▶ [WHAT IS BEING ASKED]:
Write out each line in which the string "Interview" is present.

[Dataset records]

=-=-=-=-=

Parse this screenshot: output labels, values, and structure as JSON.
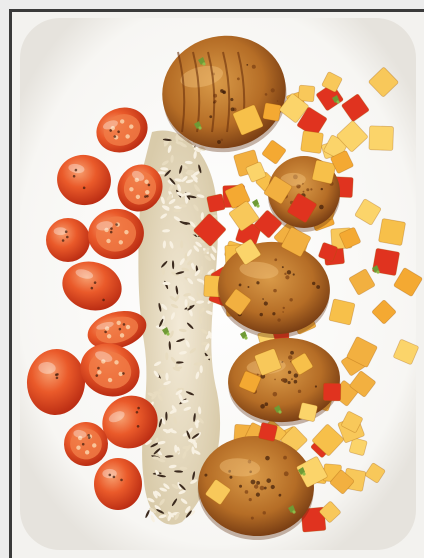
{
  "image": {
    "subject": "plated-dish",
    "colors": {
      "background": "#f7f6f3",
      "frame": "#3a3a3a",
      "page": "#ececec",
      "plate": "#fbfbfa",
      "scallop": "#c07a2c",
      "scallop_crust": "#7a3e12",
      "tomato": "#e24a22",
      "tomato_highlight": "#f58a55",
      "rice": "#efe6d2",
      "wild_rice": "#3b2a1e",
      "mango": "#f6b43c",
      "pepper": "#e0331f",
      "herb": "#6f9a35"
    },
    "elements": [
      "plate",
      "seared-scallops",
      "roasted-cherry-tomatoes",
      "wild-rice-pilaf",
      "mango-pepper-salsa",
      "herb-garnish"
    ]
  }
}
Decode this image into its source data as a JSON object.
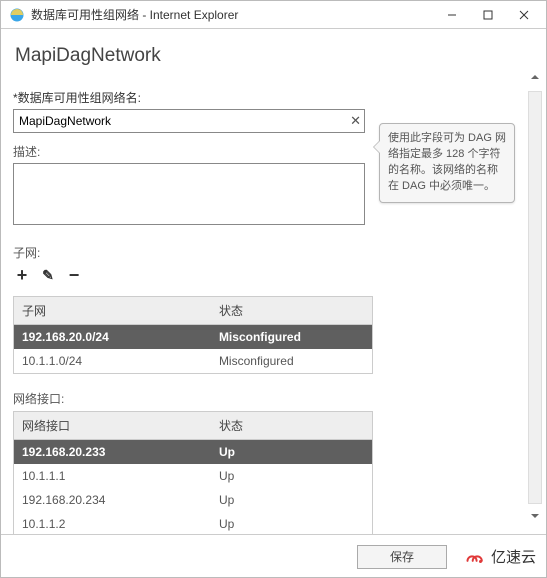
{
  "window": {
    "title": "数据库可用性组网络 - Internet Explorer"
  },
  "page": {
    "heading": "MapiDagNetwork"
  },
  "fields": {
    "name_label": "*数据库可用性组网络名:",
    "name_value": "MapiDagNetwork",
    "desc_label": "描述:",
    "desc_value": "",
    "subnet_label": "子网:",
    "iface_label": "网络接口:"
  },
  "tooltip": {
    "text": "使用此字段可为 DAG 网络指定最多 128 个字符的名称。该网络的名称在 DAG 中必须唯一。"
  },
  "subnet_table": {
    "col1": "子网",
    "col2": "状态",
    "rows": [
      {
        "c1": "192.168.20.0/24",
        "c2": "Misconfigured",
        "selected": true
      },
      {
        "c1": "10.1.1.0/24",
        "c2": "Misconfigured",
        "selected": false
      }
    ]
  },
  "iface_table": {
    "col1": "网络接口",
    "col2": "状态",
    "rows": [
      {
        "c1": "192.168.20.233",
        "c2": "Up",
        "selected": true
      },
      {
        "c1": "10.1.1.1",
        "c2": "Up",
        "selected": false
      },
      {
        "c1": "192.168.20.234",
        "c2": "Up",
        "selected": false
      },
      {
        "c1": "10.1.1.2",
        "c2": "Up",
        "selected": false
      }
    ]
  },
  "toolbar": {
    "add": "+",
    "edit": "✎",
    "remove": "−"
  },
  "footer": {
    "save": "保存",
    "brand": "亿速云"
  }
}
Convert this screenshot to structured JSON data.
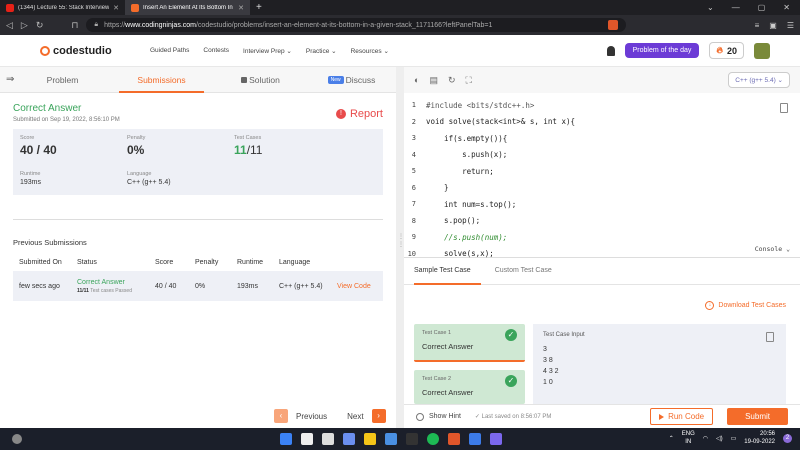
{
  "browser": {
    "tabs": [
      {
        "title": "(1344) Lecture 55: Stack Interview Qu",
        "favicon_color": "#e62117",
        "active": false
      },
      {
        "title": "Insert An Element At Its Bottom In",
        "favicon_color": "#f46c2a",
        "active": true
      }
    ],
    "new_tab_symbol": "+",
    "url_prefix": "https://",
    "url_host": "www.codingninjas.com",
    "url_path": "/codestudio/problems/insert-an-element-at-its-bottom-in-a-given-stack_1171166?leftPanelTab=1"
  },
  "site": {
    "logo_text": "codestudio",
    "nav": [
      "Guided Paths",
      "Contests",
      "Interview Prep ⌄",
      "Practice ⌄",
      "Resources ⌄"
    ],
    "problem_of_day": "Problem of the day",
    "streak": "20"
  },
  "left": {
    "tabs": {
      "problem": "Problem",
      "submissions": "Submissions",
      "solution": "Solution",
      "discuss": "Discuss",
      "new_badge": "New"
    },
    "result": {
      "status": "Correct Answer",
      "submitted_on": "Submitted on Sep 19, 2022, 8:56:10 PM",
      "report": "Report"
    },
    "stats": {
      "score_label": "Score",
      "score": "40 / 40",
      "penalty_label": "Penalty",
      "penalty": "0%",
      "testcases_label": "Test Cases",
      "testcases_passed": "11",
      "testcases_total": "/11",
      "runtime_label": "Runtime",
      "runtime": "193ms",
      "language_label": "Language",
      "language": "C++ (g++ 5.4)"
    },
    "previous": {
      "title": "Previous Submissions",
      "headers": [
        "Submitted On",
        "Status",
        "Score",
        "Penalty",
        "Runtime",
        "Language",
        ""
      ],
      "row": {
        "submitted_on": "few secs ago",
        "status": "Correct Answer",
        "passed_count": "11/11",
        "passed_text": "Test cases Passed",
        "score": "40 / 40",
        "penalty": "0%",
        "runtime": "193ms",
        "language": "C++ (g++ 5.4)",
        "action": "View Code"
      }
    },
    "pager": {
      "previous": "Previous",
      "next": "Next"
    }
  },
  "editor": {
    "language": "C++ (g++ 5.4) ⌄",
    "lines": [
      {
        "n": "1",
        "html": "<span class=\"inc\">#include &lt;bits/stdc++.h&gt;</span>"
      },
      {
        "n": "2",
        "html": "void solve(stack&lt;int&gt;&amp; s, int x){"
      },
      {
        "n": "3",
        "html": "    if(s.empty()){"
      },
      {
        "n": "4",
        "html": "        s.push(x);"
      },
      {
        "n": "5",
        "html": "        return;"
      },
      {
        "n": "6",
        "html": "    }"
      },
      {
        "n": "7",
        "html": "    int num=s.top();"
      },
      {
        "n": "8",
        "html": "    s.pop();"
      },
      {
        "n": "9",
        "html": "    <span class=\"cm\">//s.push(num);</span>"
      },
      {
        "n": "10",
        "html": "    solve(s,x);"
      }
    ],
    "console": "Console ⌄"
  },
  "testcases": {
    "tabs": {
      "sample": "Sample Test Case",
      "custom": "Custom Test Case"
    },
    "download": "Download Test Cases",
    "cases": [
      {
        "label": "Test Case 1",
        "result": "Correct Answer"
      },
      {
        "label": "Test Case 2",
        "result": "Correct Answer"
      }
    ],
    "input_label": "Test Case Input",
    "input_lines": [
      "3",
      "3 8",
      "4 3 2",
      "1 0",
      "1"
    ]
  },
  "bottom": {
    "hint": "Show Hint",
    "saved": "Last saved on 8:56:07 PM",
    "run": "Run Code",
    "submit": "Submit"
  },
  "taskbar": {
    "lang1": "ENG",
    "lang2": "IN",
    "time": "20:56",
    "date": "19-09-2022",
    "notifications": "2",
    "icon_colors": [
      "#3b82f6",
      "#eeeeee",
      "#dddddd",
      "#6b8ff0",
      "#f5c518",
      "#4a90e2",
      "#333333",
      "#1db954",
      "#e0562a",
      "#3c7be8",
      "#7b68ee"
    ]
  },
  "colors": {
    "accent": "#f46c2a",
    "success": "#3aa45b",
    "purple": "#6c3bd6",
    "danger": "#e84b4b"
  }
}
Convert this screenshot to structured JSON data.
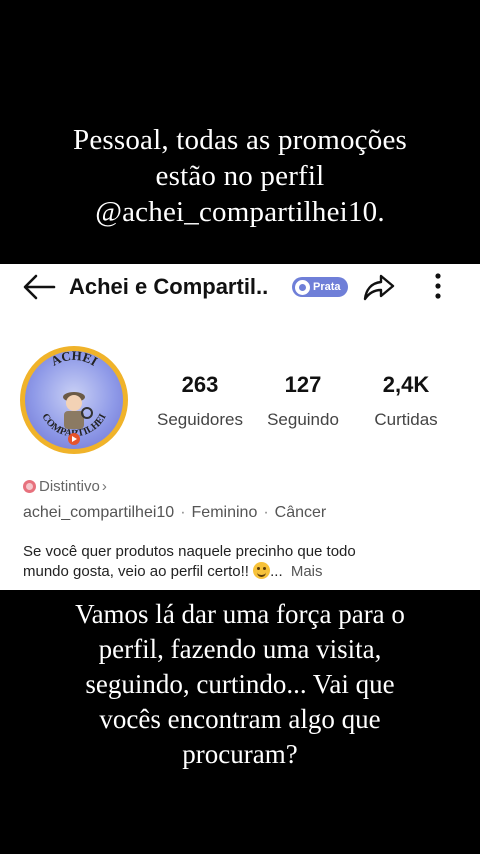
{
  "top_caption": {
    "line1": "Pessoal, todas as promoções",
    "line2": "estão no perfil",
    "line3": "@achei_compartilhei10."
  },
  "profile": {
    "title": "Achei e Compartil..",
    "badge": "Prata",
    "avatar_text": "ACHEI COMPARTILHEI",
    "stats": [
      {
        "value": "263",
        "label": "Seguidores"
      },
      {
        "value": "127",
        "label": "Seguindo"
      },
      {
        "value": "2,4K",
        "label": "Curtidas"
      }
    ],
    "distintivo": "Distintivo",
    "chevron": "›",
    "meta": {
      "username": "achei_compartilhei10",
      "separator": "·",
      "gender": "Feminino",
      "sign": "Câncer"
    },
    "bio": {
      "line1": "Se você quer produtos naquele precinho que todo",
      "line2": "mundo gosta, veio ao perfil certo!!",
      "ellipsis": "...",
      "more": "Mais"
    }
  },
  "bottom_caption": {
    "line1": "Vamos lá dar uma força para o",
    "line2": "perfil, fazendo uma visita,",
    "line3": "seguindo, curtindo... Vai que",
    "line4": "vocês encontram algo que",
    "line5": "procuram?"
  },
  "icons": {
    "back": "back-arrow-icon",
    "share": "share-icon",
    "more": "more-vertical-icon"
  },
  "colors": {
    "badge": "#6f7fd8",
    "avatar_ring": "#f0b32a",
    "distintivo_icon": "#e7717d"
  }
}
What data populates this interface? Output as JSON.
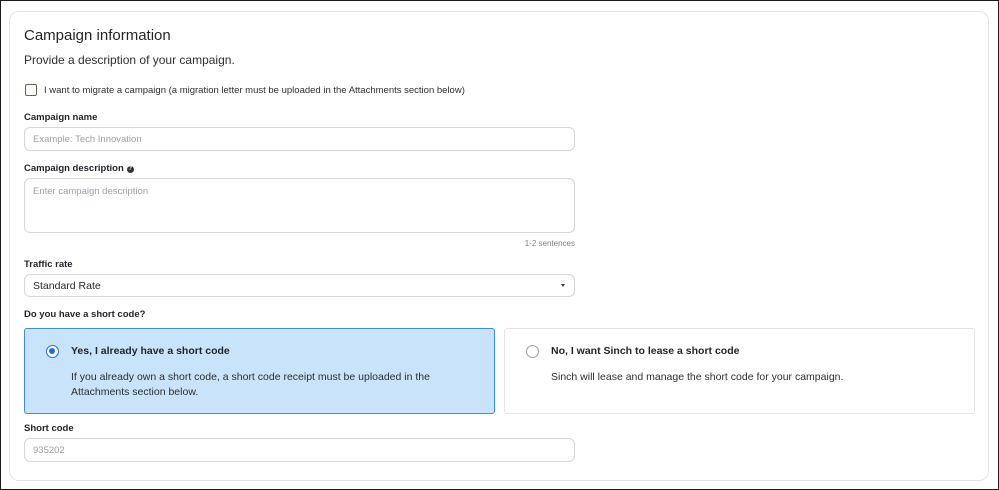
{
  "section": {
    "title": "Campaign information",
    "subtitle": "Provide a description of your campaign."
  },
  "migrate": {
    "label": "I want to migrate a campaign (a migration letter must be uploaded in the Attachments section below)",
    "checked": false
  },
  "campaign_name": {
    "label": "Campaign name",
    "placeholder": "Example: Tech Innovation",
    "value": ""
  },
  "campaign_description": {
    "label": "Campaign description",
    "help_icon": "question-circle-icon",
    "placeholder": "Enter campaign description",
    "hint": "1-2 sentences"
  },
  "traffic_rate": {
    "label": "Traffic rate",
    "value": "Standard Rate",
    "caret_icon": "caret-down-icon"
  },
  "short_code_question": {
    "label": "Do you have a short code?",
    "options": [
      {
        "title": "Yes, I already have a short code",
        "description": "If you already own a short code, a short code receipt must be uploaded in the Attachments section below.",
        "selected": true
      },
      {
        "title": "No, I want Sinch to lease a short code",
        "description": "Sinch will lease and manage the short code for your campaign.",
        "selected": false
      }
    ]
  },
  "short_code": {
    "label": "Short code",
    "placeholder": "935202",
    "value": ""
  },
  "colors": {
    "selected_bg": "#c9e3fa",
    "selected_border": "#3b8fd9",
    "radio_accent": "#1e6fd0"
  }
}
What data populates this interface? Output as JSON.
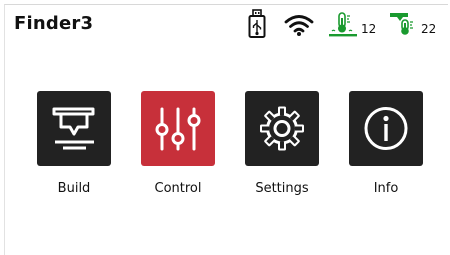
{
  "header": {
    "title": "Finder3",
    "nozzle_temp": "12",
    "bed_temp": "22",
    "icons": [
      "usb-drive-icon",
      "wifi-icon",
      "bed-temperature-icon",
      "nozzle-temperature-icon"
    ],
    "colors": {
      "temp_green": "#1a9a2f"
    }
  },
  "menu": [
    {
      "label": "Build",
      "icon": "build-icon",
      "tile_color": "#222222"
    },
    {
      "label": "Control",
      "icon": "sliders-icon",
      "tile_color": "#c7303a"
    },
    {
      "label": "Settings",
      "icon": "gear-icon",
      "tile_color": "#222222"
    },
    {
      "label": "Info",
      "icon": "info-icon",
      "tile_color": "#222222"
    }
  ]
}
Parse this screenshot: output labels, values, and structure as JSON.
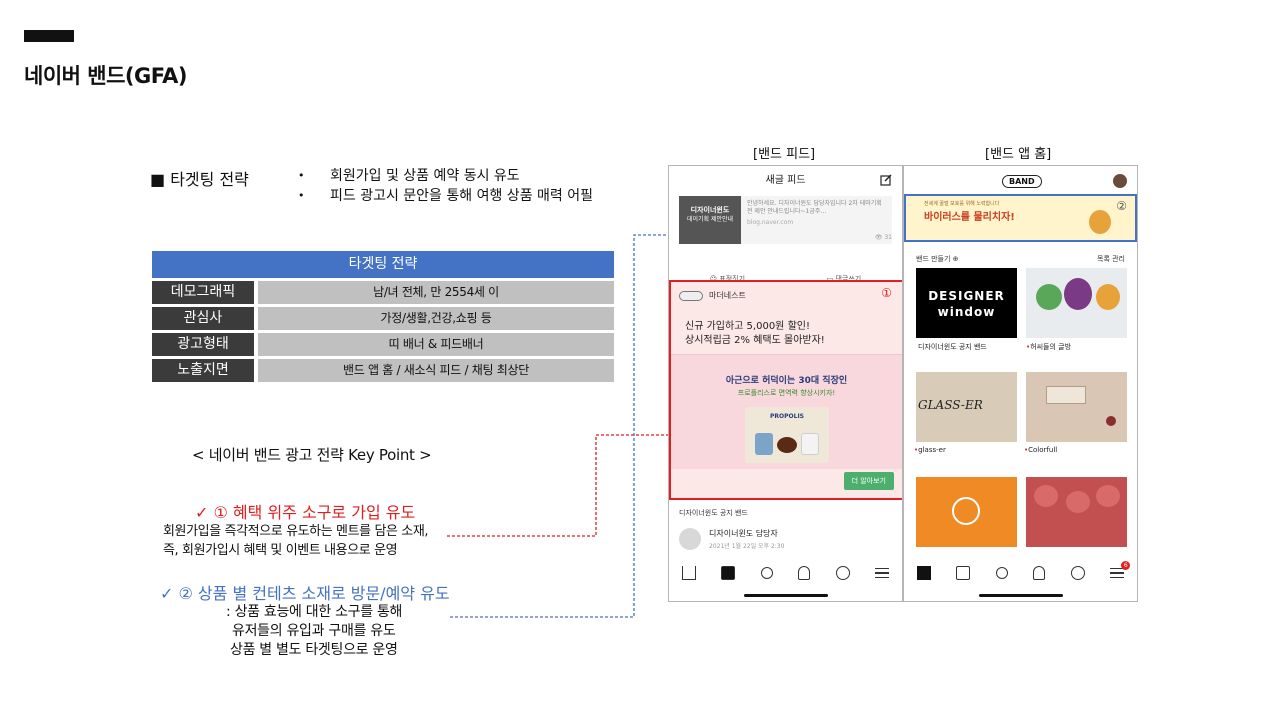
{
  "page": {
    "title": "네이버 밴드(GFA)"
  },
  "strategy": {
    "heading": "■ 타겟팅 전략",
    "bullets": [
      "회원가입 및 상품 예약 동시 유도",
      "피드 광고시 문안을 통해 여행 상품  매력 어필"
    ]
  },
  "targeting_table": {
    "header": "타겟팅 전략",
    "rows": [
      {
        "key": "데모그래픽",
        "value": "남/녀 전체, 만 2554세 이"
      },
      {
        "key": "관심사",
        "value": "가정/생활,건강,쇼핑 등"
      },
      {
        "key": "광고형태",
        "value": "띠 배너 & 피드배너"
      },
      {
        "key": "노출지면",
        "value": "밴드 앱 홈 / 새소식 피드 / 채팅 최상단"
      }
    ]
  },
  "keypoints": {
    "title": "< 네이버 밴드 광고 전략 Key Point >",
    "kp1": {
      "title": "✓  ①  혜택 위주 소구로 가입 유도",
      "lines": [
        "회원가입을 즉각적으로 유도하는 멘트를 담은 소재,",
        "즉, 회원가입시 혜택 및 이벤트 내용으로 운영"
      ]
    },
    "kp2": {
      "title": "✓ ②  상품 별 컨테츠 소재로 방문/예약 유도",
      "lines": [
        ": 상품 효능에 대한  소구를 통해",
        "유저들의 유입과 구매를 유도",
        "상품 별 별도 타겟팅으로 운영"
      ]
    }
  },
  "feed_phone": {
    "label": "[밴드 피드]",
    "header": "새글 피드",
    "preview_brand": "디자이너윈도",
    "preview_sub": "데이기획 제안안내",
    "preview_text": "안녕하세요. 디자이너윈도 담당자입니다 2차 테마기획전 제안 안내드립니다~1금주…",
    "preview_url": "blog.naver.com",
    "view_count": "31",
    "action_emote": "표정짓기",
    "action_comment": "댓글쓰기",
    "ad": {
      "brand": "마더네스트",
      "number": "①",
      "copy_line1": "신규 가입하고 5,000원 할인!",
      "copy_line2": "상시적립금 2% 혜택도 몰아받자!",
      "image_title": "아근으로 허덕이는 30대 직장인",
      "image_sub": "프로폴리스로 면역력 향상시키자!",
      "product_name": "PROPOLIS",
      "cta": "더 알아보기"
    },
    "notice_band": "디자이너윈도 공지 밴드",
    "post_author": "디자이너윈도 담당자",
    "post_date": "2021년 1월 22일 오후 2:30"
  },
  "home_phone": {
    "label": "[밴드 앱 홈]",
    "logo": "BAND",
    "banner_small": "전세계 꿀벌 보호를 위해 노력합니다",
    "banner_text": "바이러스를 물리치자!",
    "banner_number": "②",
    "section_left": "밴드 만들기",
    "section_right": "목록 관리",
    "tiles": [
      {
        "art": "DESIGNER window",
        "label": "디자이너윈도 공지 밴드",
        "dot": false
      },
      {
        "art": "",
        "label": "허씨들의 글방",
        "dot": true
      },
      {
        "art": "GLASS-ER",
        "label": "glass-er",
        "dot": true
      },
      {
        "art": "",
        "label": "Colorfull",
        "dot": true
      }
    ],
    "badge": "6"
  },
  "colors": {
    "accent_red": "#e01f1f",
    "accent_blue": "#4472c4",
    "table_dark": "#3b3b3b",
    "table_light": "#c0c0c0"
  }
}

=-=-=-=-=

▶ [TASK SOLUTION]:
        "title": "(1344) Lecture 55: Stack Interview Qu",
      "Interview Prep ⌄",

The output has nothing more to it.